#### [Source records]
========

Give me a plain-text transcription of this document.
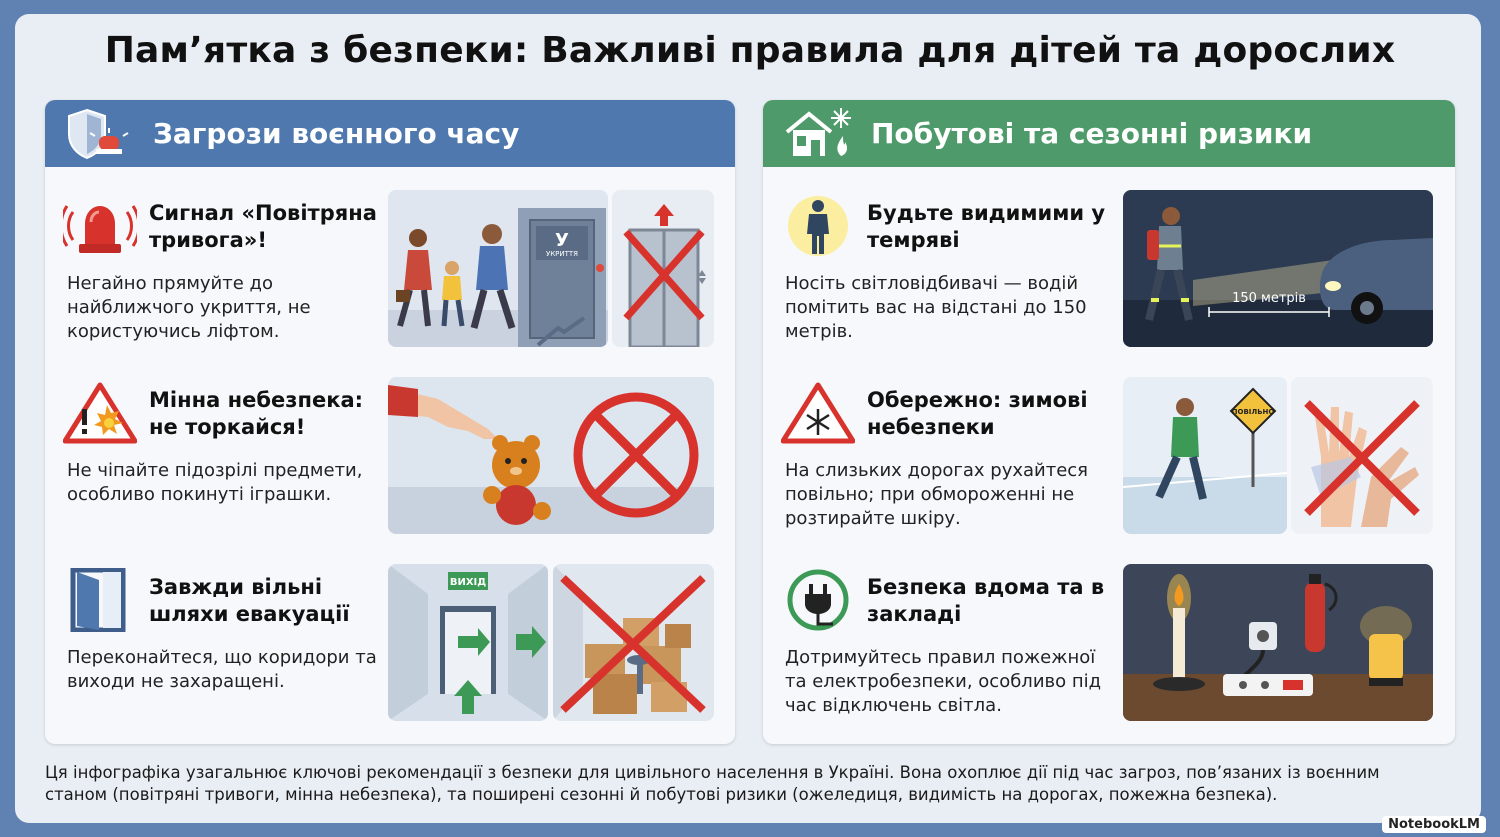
Пам’ятка з безпеки: Важливі правила для дітей та дорослих
Загрози воєнного часу
Сигнал «Повітряна тривога»!
Негайно прямуйте до найближчого укриття, не користуючись ліфтом.
У
УКРИТТЯ
Мінна небезпека: не торкайся!
Не чіпайте підозрілі предмети, особливо покинуті іграшки.
Завжди вільні шляхи евакуації
Переконайтеся, що коридори та виходи не захаращені.
ВИХІД
Побутові та сезонні ризики
Будьте видимими у темряві
Носіть світловідбивачі — водій помітить вас на відстані до 150 метрів.
150 метрів
Обережно: зимові небезпеки
На слизьких дорогах рухайтеся повільно; при обмороженні не розтирайте шкіру.
ПОВІЛЬНО
Безпека вдома та в закладі
Дотримуйтесь правил пожежної та електробезпеки, особливо під час відключень світла.
Ця інфографіка узагальнює ключові рекомендації з безпеки для цивільного населення в Україні. Вона охоплює дії під час загроз, пов’язаних із воєнним
станом (повітряні тривоги, мінна небезпека), та поширені сезонні й побутові ризики (ожеледиця, видимість на дорогах, пожежна безпека).
NotebookLM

========

#### [What is expected]
Transcribe every entry above exactly. Omit all pictures.

#### [Task answer]
Give me a plain-text transcription of this document.
Пам’ятка з безпеки: Важливі правила для дітей та дорослих
Загрози воєнного часу
Сигнал «Повітряна тривога»!
Негайно прямуйте до найближчого укриття, не користуючись ліфтом.
У
УКРИТТЯ
Мінна небезпека: не торкайся!
Не чіпайте підозрілі предмети, особливо покинуті іграшки.
Завжди вільні шляхи евакуації
Переконайтеся, що коридори та виходи не захаращені.
ВИХІД
Побутові та сезонні ризики
Будьте видимими у темряві
Носіть світловідбивачі — водій помітить вас на відстані до 150 метрів.
150 метрів
Обережно: зимові небезпеки
На слизьких дорогах рухайтеся повільно; при обмороженні не розтирайте шкіру.
ПОВІЛЬНО
Безпека вдома та в закладі
Дотримуйтесь правил пожежної та електробезпеки, особливо під час відключень світла.
Ця інфографіка узагальнює ключові рекомендації з безпеки для цивільного населення в Україні. Вона охоплює дії під час загроз, пов’язаних із воєнним
станом (повітряні тривоги, мінна небезпека), та поширені сезонні й побутові ризики (ожеледиця, видимість на дорогах, пожежна безпека).
NotebookLM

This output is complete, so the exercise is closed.